TASK INSTRUCTIONS
Present the following entries again, word for word and in full.

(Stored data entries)
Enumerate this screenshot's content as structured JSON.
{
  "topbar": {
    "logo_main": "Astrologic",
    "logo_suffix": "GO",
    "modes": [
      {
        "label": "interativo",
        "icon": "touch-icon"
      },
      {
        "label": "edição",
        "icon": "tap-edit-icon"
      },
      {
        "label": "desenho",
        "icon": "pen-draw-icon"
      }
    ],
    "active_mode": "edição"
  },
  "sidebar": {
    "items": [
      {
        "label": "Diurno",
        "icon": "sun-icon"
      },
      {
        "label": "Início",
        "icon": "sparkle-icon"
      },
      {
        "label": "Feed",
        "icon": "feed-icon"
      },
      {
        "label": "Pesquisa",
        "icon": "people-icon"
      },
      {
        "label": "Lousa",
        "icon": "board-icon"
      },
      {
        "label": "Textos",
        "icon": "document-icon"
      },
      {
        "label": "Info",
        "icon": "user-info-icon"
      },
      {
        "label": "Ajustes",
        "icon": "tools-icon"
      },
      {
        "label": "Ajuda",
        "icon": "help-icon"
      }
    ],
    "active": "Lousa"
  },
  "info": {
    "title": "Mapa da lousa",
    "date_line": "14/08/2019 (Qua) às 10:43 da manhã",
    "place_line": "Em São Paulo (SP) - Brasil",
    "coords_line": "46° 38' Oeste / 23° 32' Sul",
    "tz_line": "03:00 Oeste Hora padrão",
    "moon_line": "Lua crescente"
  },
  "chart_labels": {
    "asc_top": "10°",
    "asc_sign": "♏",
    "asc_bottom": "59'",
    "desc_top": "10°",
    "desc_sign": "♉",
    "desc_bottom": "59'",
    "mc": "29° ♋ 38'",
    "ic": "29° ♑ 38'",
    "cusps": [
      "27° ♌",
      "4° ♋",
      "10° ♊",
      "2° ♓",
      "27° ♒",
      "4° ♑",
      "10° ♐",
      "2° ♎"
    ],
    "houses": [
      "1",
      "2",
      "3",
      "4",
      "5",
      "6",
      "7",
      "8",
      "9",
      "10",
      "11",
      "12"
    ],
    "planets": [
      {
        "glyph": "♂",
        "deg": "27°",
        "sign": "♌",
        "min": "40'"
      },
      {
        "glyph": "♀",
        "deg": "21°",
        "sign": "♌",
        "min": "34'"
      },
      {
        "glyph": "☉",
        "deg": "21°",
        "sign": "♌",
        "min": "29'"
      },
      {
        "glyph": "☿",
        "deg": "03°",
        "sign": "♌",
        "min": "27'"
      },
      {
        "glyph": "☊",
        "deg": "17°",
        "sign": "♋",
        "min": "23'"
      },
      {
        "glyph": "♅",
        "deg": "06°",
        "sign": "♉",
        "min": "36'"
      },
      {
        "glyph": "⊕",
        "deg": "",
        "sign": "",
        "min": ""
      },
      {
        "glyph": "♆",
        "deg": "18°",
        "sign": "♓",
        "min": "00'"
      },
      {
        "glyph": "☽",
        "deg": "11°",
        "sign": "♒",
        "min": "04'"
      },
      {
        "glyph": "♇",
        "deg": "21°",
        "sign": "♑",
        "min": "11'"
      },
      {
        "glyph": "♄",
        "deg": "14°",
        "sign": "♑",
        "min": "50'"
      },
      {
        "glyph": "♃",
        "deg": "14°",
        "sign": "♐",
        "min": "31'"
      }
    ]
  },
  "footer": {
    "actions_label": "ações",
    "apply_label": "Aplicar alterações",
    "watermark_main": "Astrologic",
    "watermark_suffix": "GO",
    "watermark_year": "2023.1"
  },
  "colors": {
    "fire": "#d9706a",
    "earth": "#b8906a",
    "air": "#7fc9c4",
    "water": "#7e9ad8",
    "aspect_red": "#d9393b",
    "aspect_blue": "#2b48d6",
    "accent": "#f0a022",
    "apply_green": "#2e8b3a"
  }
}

RESPONSE
Enumerate this screenshot's content as structured JSON.
{
  "topbar": {
    "logo_main": "Astrologic",
    "logo_suffix": "GO",
    "modes": [
      {
        "label": "interativo",
        "icon": "touch-icon"
      },
      {
        "label": "edição",
        "icon": "tap-edit-icon"
      },
      {
        "label": "desenho",
        "icon": "pen-draw-icon"
      }
    ],
    "active_mode": "edição"
  },
  "sidebar": {
    "items": [
      {
        "label": "Diurno",
        "icon": "sun-icon"
      },
      {
        "label": "Início",
        "icon": "sparkle-icon"
      },
      {
        "label": "Feed",
        "icon": "feed-icon"
      },
      {
        "label": "Pesquisa",
        "icon": "people-icon"
      },
      {
        "label": "Lousa",
        "icon": "board-icon"
      },
      {
        "label": "Textos",
        "icon": "document-icon"
      },
      {
        "label": "Info",
        "icon": "user-info-icon"
      },
      {
        "label": "Ajustes",
        "icon": "tools-icon"
      },
      {
        "label": "Ajuda",
        "icon": "help-icon"
      }
    ],
    "active": "Lousa"
  },
  "info": {
    "title": "Mapa da lousa",
    "date_line": "14/08/2019 (Qua) às 10:43 da manhã",
    "place_line": "Em São Paulo (SP) - Brasil",
    "coords_line": "46° 38' Oeste / 23° 32' Sul",
    "tz_line": "03:00 Oeste Hora padrão",
    "moon_line": "Lua crescente"
  },
  "chart_labels": {
    "asc_top": "10°",
    "asc_sign": "♏",
    "asc_bottom": "59'",
    "desc_top": "10°",
    "desc_sign": "♉",
    "desc_bottom": "59'",
    "mc": "29° ♋ 38'",
    "ic": "29° ♑ 38'",
    "cusps": [
      "27° ♌",
      "4° ♋",
      "10° ♊",
      "2° ♓",
      "27° ♒",
      "4° ♑",
      "10° ♐",
      "2° ♎"
    ],
    "houses": [
      "1",
      "2",
      "3",
      "4",
      "5",
      "6",
      "7",
      "8",
      "9",
      "10",
      "11",
      "12"
    ],
    "planets": [
      {
        "glyph": "♂",
        "deg": "27°",
        "sign": "♌",
        "min": "40'"
      },
      {
        "glyph": "♀",
        "deg": "21°",
        "sign": "♌",
        "min": "34'"
      },
      {
        "glyph": "☉",
        "deg": "21°",
        "sign": "♌",
        "min": "29'"
      },
      {
        "glyph": "☿",
        "deg": "03°",
        "sign": "♌",
        "min": "27'"
      },
      {
        "glyph": "☊",
        "deg": "17°",
        "sign": "♋",
        "min": "23'"
      },
      {
        "glyph": "♅",
        "deg": "06°",
        "sign": "♉",
        "min": "36'"
      },
      {
        "glyph": "⊕",
        "deg": "",
        "sign": "",
        "min": ""
      },
      {
        "glyph": "♆",
        "deg": "18°",
        "sign": "♓",
        "min": "00'"
      },
      {
        "glyph": "☽",
        "deg": "11°",
        "sign": "♒",
        "min": "04'"
      },
      {
        "glyph": "♇",
        "deg": "21°",
        "sign": "♑",
        "min": "11'"
      },
      {
        "glyph": "♄",
        "deg": "14°",
        "sign": "♑",
        "min": "50'"
      },
      {
        "glyph": "♃",
        "deg": "14°",
        "sign": "♐",
        "min": "31'"
      }
    ]
  },
  "footer": {
    "actions_label": "ações",
    "apply_label": "Aplicar alterações",
    "watermark_main": "Astrologic",
    "watermark_suffix": "GO",
    "watermark_year": "2023.1"
  },
  "colors": {
    "fire": "#d9706a",
    "earth": "#b8906a",
    "air": "#7fc9c4",
    "water": "#7e9ad8",
    "aspect_red": "#d9393b",
    "aspect_blue": "#2b48d6",
    "accent": "#f0a022",
    "apply_green": "#2e8b3a"
  }
}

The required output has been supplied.